Extracted records:
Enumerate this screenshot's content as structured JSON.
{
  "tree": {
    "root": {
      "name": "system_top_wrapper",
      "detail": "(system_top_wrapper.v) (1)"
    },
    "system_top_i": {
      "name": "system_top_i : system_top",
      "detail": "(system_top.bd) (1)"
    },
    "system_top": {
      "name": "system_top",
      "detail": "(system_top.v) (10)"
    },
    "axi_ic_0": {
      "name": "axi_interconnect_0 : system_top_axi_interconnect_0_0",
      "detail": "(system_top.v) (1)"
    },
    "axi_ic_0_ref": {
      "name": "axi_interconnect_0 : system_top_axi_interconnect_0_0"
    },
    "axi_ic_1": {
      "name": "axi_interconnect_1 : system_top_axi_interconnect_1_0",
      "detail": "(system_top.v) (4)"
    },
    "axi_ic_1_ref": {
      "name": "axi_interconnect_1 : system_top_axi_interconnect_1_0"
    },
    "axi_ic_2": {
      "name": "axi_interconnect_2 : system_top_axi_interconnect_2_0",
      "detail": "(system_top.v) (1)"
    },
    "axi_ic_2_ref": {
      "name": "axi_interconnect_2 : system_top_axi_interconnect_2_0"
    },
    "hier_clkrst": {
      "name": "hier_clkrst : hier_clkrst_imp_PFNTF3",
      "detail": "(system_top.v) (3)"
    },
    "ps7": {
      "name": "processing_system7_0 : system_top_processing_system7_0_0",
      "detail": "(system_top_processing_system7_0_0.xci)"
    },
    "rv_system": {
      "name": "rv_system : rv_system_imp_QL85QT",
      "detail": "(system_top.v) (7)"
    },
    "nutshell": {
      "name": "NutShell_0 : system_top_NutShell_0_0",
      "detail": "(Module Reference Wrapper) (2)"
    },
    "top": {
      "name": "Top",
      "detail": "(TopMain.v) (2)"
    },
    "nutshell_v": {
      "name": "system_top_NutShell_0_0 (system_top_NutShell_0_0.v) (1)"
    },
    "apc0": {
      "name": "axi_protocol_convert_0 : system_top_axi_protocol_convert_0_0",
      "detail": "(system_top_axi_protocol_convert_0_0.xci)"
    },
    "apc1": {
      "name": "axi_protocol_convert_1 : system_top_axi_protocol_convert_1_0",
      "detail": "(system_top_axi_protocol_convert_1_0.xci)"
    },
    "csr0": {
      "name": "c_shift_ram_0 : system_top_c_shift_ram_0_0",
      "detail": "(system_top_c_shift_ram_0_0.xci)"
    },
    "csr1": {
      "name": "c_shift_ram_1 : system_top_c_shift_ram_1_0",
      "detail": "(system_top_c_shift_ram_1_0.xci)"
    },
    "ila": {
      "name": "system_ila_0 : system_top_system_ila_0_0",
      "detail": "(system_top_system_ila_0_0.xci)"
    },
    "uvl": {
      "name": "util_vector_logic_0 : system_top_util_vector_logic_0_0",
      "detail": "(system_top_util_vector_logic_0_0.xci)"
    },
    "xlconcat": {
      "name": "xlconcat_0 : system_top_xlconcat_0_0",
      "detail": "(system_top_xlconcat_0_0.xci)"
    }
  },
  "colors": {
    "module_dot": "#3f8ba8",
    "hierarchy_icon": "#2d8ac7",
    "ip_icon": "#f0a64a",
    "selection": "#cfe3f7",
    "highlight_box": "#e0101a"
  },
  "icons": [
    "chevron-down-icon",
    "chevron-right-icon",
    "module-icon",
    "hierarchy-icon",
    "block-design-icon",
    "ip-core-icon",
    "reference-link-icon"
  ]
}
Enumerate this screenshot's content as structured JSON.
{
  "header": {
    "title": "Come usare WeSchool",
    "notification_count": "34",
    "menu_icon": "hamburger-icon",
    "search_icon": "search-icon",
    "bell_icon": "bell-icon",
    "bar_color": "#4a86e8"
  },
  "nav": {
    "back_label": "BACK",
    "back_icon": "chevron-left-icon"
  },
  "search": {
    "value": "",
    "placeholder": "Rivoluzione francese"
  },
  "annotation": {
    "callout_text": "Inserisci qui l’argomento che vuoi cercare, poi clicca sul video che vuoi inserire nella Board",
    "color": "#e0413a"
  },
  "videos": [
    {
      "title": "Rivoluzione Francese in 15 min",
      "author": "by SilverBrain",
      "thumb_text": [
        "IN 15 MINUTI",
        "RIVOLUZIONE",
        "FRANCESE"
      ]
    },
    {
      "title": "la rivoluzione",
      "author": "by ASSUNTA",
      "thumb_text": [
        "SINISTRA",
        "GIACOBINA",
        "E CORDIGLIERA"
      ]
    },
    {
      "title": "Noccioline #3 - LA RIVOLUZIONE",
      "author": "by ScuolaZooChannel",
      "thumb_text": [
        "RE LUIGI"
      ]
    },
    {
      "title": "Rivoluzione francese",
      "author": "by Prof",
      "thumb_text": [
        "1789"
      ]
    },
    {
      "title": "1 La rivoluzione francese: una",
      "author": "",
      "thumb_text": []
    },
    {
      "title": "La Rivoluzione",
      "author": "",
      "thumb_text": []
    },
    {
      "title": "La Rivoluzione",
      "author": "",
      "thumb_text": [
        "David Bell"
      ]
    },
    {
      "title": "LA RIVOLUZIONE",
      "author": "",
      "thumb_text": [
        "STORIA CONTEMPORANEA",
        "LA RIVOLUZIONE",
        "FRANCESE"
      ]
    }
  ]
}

* WRITTEN INSTRUCTION: Output the records exactly, including every line.

* REPLY TO THE EXERCISE:
Enumerate this screenshot's content as structured JSON.
{
  "tree": {
    "root": {
      "name": "system_top_wrapper",
      "detail": "(system_top_wrapper.v) (1)"
    },
    "system_top_i": {
      "name": "system_top_i : system_top",
      "detail": "(system_top.bd) (1)"
    },
    "system_top": {
      "name": "system_top",
      "detail": "(system_top.v) (10)"
    },
    "axi_ic_0": {
      "name": "axi_interconnect_0 : system_top_axi_interconnect_0_0",
      "detail": "(system_top.v) (1)"
    },
    "axi_ic_0_ref": {
      "name": "axi_interconnect_0 : system_top_axi_interconnect_0_0"
    },
    "axi_ic_1": {
      "name": "axi_interconnect_1 : system_top_axi_interconnect_1_0",
      "detail": "(system_top.v) (4)"
    },
    "axi_ic_1_ref": {
      "name": "axi_interconnect_1 : system_top_axi_interconnect_1_0"
    },
    "axi_ic_2": {
      "name": "axi_interconnect_2 : system_top_axi_interconnect_2_0",
      "detail": "(system_top.v) (1)"
    },
    "axi_ic_2_ref": {
      "name": "axi_interconnect_2 : system_top_axi_interconnect_2_0"
    },
    "hier_clkrst": {
      "name": "hier_clkrst : hier_clkrst_imp_PFNTF3",
      "detail": "(system_top.v) (3)"
    },
    "ps7": {
      "name": "processing_system7_0 : system_top_processing_system7_0_0",
      "detail": "(system_top_processing_system7_0_0.xci)"
    },
    "rv_system": {
      "name": "rv_system : rv_system_imp_QL85QT",
      "detail": "(system_top.v) (7)"
    },
    "nutshell": {
      "name": "NutShell_0 : system_top_NutShell_0_0",
      "detail": "(Module Reference Wrapper) (2)"
    },
    "top": {
      "name": "Top",
      "detail": "(TopMain.v) (2)"
    },
    "nutshell_v": {
      "name": "system_top_NutShell_0_0 (system_top_NutShell_0_0.v) (1)"
    },
    "apc0": {
      "name": "axi_protocol_convert_0 : system_top_axi_protocol_convert_0_0",
      "detail": "(system_top_axi_protocol_convert_0_0.xci)"
    },
    "apc1": {
      "name": "axi_protocol_convert_1 : system_top_axi_protocol_convert_1_0",
      "detail": "(system_top_axi_protocol_convert_1_0.xci)"
    },
    "csr0": {
      "name": "c_shift_ram_0 : system_top_c_shift_ram_0_0",
      "detail": "(system_top_c_shift_ram_0_0.xci)"
    },
    "csr1": {
      "name": "c_shift_ram_1 : system_top_c_shift_ram_1_0",
      "detail": "(system_top_c_shift_ram_1_0.xci)"
    },
    "ila": {
      "name": "system_ila_0 : system_top_system_ila_0_0",
      "detail": "(system_top_system_ila_0_0.xci)"
    },
    "uvl": {
      "name": "util_vector_logic_0 : system_top_util_vector_logic_0_0",
      "detail": "(system_top_util_vector_logic_0_0.xci)"
    },
    "xlconcat": {
      "name": "xlconcat_0 : system_top_xlconcat_0_0",
      "detail": "(system_top_xlconcat_0_0.xci)"
    }
  },
  "colors": {
    "module_dot": "#3f8ba8",
    "hierarchy_icon": "#2d8ac7",
    "ip_icon": "#f0a64a",
    "selection": "#cfe3f7",
    "highlight_box": "#e0101a"
  },
  "icons": [
    "chevron-down-icon",
    "chevron-right-icon",
    "module-icon",
    "hierarchy-icon",
    "block-design-icon",
    "ip-core-icon",
    "reference-link-icon"
  ]
}
Enumerate this screenshot's content as structured JSON.
{
  "header": {
    "title": "Come usare WeSchool",
    "notification_count": "34",
    "menu_icon": "hamburger-icon",
    "search_icon": "search-icon",
    "bell_icon": "bell-icon",
    "bar_color": "#4a86e8"
  },
  "nav": {
    "back_label": "BACK",
    "back_icon": "chevron-left-icon"
  },
  "search": {
    "value": "",
    "placeholder": "Rivoluzione francese"
  },
  "annotation": {
    "callout_text": "Inserisci qui l’argomento che vuoi cercare, poi clicca sul video che vuoi inserire nella Board",
    "color": "#e0413a"
  },
  "videos": [
    {
      "title": "Rivoluzione Francese in 15 min",
      "author": "by SilverBrain",
      "thumb_text": [
        "IN 15 MINUTI",
        "RIVOLUZIONE",
        "FRANCESE"
      ]
    },
    {
      "title": "la rivoluzione",
      "author": "by ASSUNTA",
      "thumb_text": [
        "SINISTRA",
        "GIACOBINA",
        "E CORDIGLIERA"
      ]
    },
    {
      "title": "Noccioline #3 - LA RIVOLUZIONE",
      "author": "by ScuolaZooChannel",
      "thumb_text": [
        "RE LUIGI"
      ]
    },
    {
      "title": "Rivoluzione francese",
      "author": "by Prof",
      "thumb_text": [
        "1789"
      ]
    },
    {
      "title": "1 La rivoluzione francese: una",
      "author": "",
      "thumb_text": []
    },
    {
      "title": "La Rivoluzione",
      "author": "",
      "thumb_text": []
    },
    {
      "title": "La Rivoluzione",
      "author": "",
      "thumb_text": [
        "David Bell"
      ]
    },
    {
      "title": "LA RIVOLUZIONE",
      "author": "",
      "thumb_text": [
        "STORIA CONTEMPORANEA",
        "LA RIVOLUZIONE",
        "FRANCESE"
      ]
    }
  ]
}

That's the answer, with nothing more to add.